##### Source material
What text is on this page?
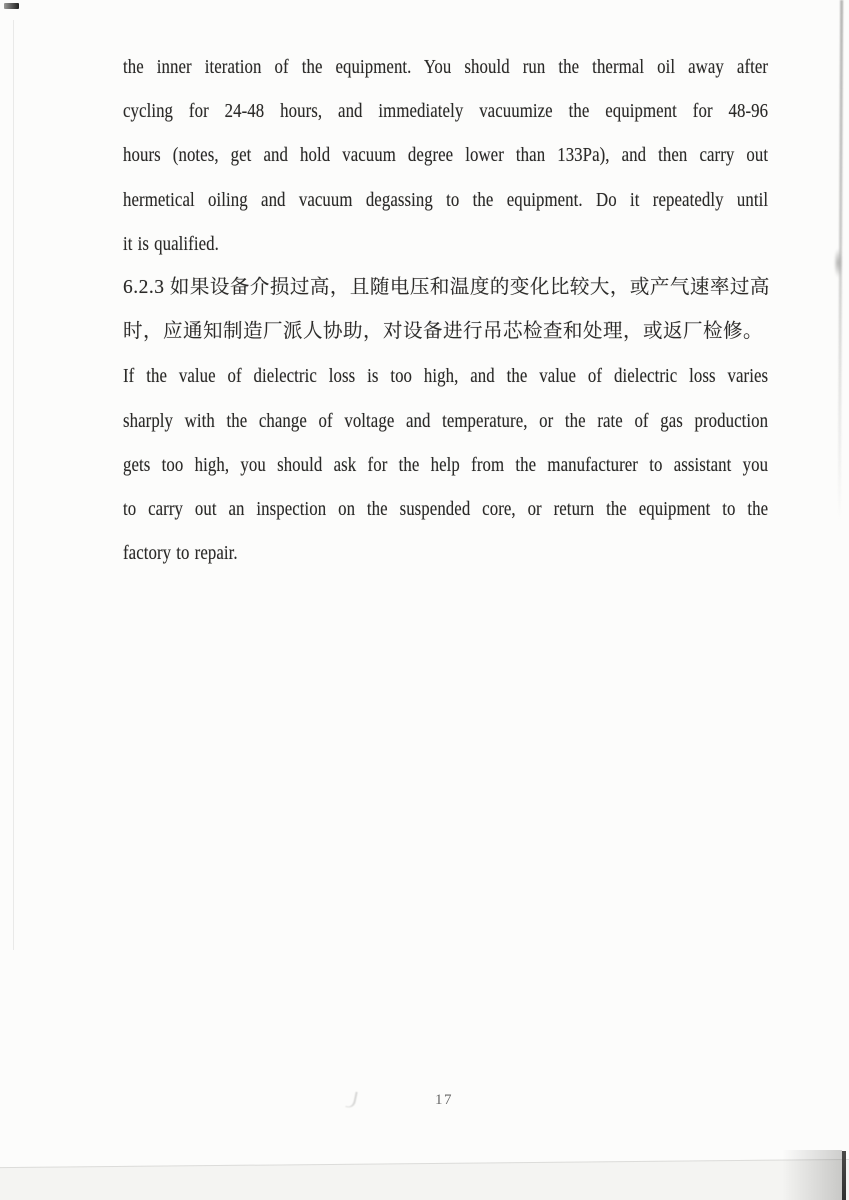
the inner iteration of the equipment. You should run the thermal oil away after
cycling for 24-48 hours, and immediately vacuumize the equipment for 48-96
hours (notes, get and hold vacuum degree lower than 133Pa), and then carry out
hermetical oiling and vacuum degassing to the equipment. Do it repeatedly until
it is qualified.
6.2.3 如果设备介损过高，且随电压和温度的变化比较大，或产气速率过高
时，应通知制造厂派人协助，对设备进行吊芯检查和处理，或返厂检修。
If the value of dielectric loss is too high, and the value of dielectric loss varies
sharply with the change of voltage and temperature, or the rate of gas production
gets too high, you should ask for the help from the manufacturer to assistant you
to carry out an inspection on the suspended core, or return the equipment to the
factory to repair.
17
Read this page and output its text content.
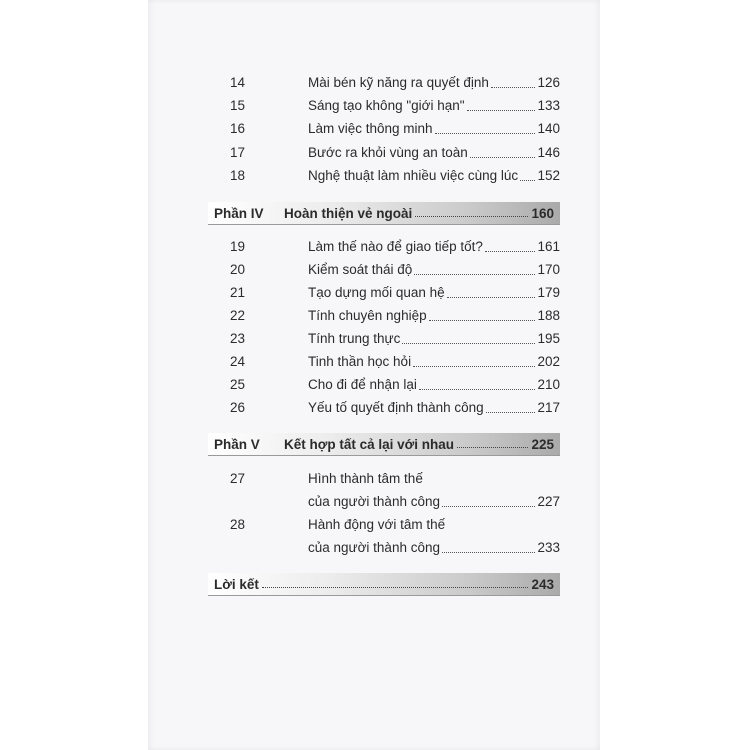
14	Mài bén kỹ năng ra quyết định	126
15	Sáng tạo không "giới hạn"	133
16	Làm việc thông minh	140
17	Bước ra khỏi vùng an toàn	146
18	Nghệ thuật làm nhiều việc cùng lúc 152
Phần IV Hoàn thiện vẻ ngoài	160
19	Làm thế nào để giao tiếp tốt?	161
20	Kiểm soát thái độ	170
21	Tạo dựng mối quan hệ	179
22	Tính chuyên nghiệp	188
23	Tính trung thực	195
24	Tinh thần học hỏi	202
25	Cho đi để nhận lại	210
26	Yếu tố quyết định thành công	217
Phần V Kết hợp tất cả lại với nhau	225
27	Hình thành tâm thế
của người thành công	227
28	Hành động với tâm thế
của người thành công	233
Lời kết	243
##########
◆ **What the task asks**
Copy every entry word for word, but omit the pictures.

◆ **Expected answer**
What text is on this page?
the inner iteration of the equipment. You should run the thermal oil away after
cycling for 24-48 hours, and immediately vacuumize the equipment for 48-96
hours (notes, get and hold vacuum degree lower than 133Pa), and then carry out
hermetical oiling and vacuum degassing to the equipment. Do it repeatedly until
it is qualified.
6.2.3 如果设备介损过高，且随电压和温度的变化比较大，或产气速率过高
时，应通知制造厂派人协助，对设备进行吊芯检查和处理，或返厂检修。
If the value of dielectric loss is too high, and the value of dielectric loss varies
sharply with the change of voltage and temperature, or the rate of gas production
gets too high, you should ask for the help from the manufacturer to assistant you
to carry out an inspection on the suspended core, or return the equipment to the
factory to repair.
17
Read this page and output its text content.
14	Mài bén kỹ năng ra quyết định	126
15	Sáng tạo không "giới hạn"	133
16	Làm việc thông minh	140
17	Bước ra khỏi vùng an toàn	146
18	Nghệ thuật làm nhiều việc cùng lúc 152
Phần IV Hoàn thiện vẻ ngoài	160
19	Làm thế nào để giao tiếp tốt?	161
20	Kiểm soát thái độ	170
21	Tạo dựng mối quan hệ	179
22	Tính chuyên nghiệp	188
23	Tính trung thực	195
24	Tinh thần học hỏi	202
25	Cho đi để nhận lại	210
26	Yếu tố quyết định thành công	217
Phần V Kết hợp tất cả lại với nhau	225
27	Hình thành tâm thế
của người thành công	227
28	Hành động với tâm thế
của người thành công	233
Lời kết	243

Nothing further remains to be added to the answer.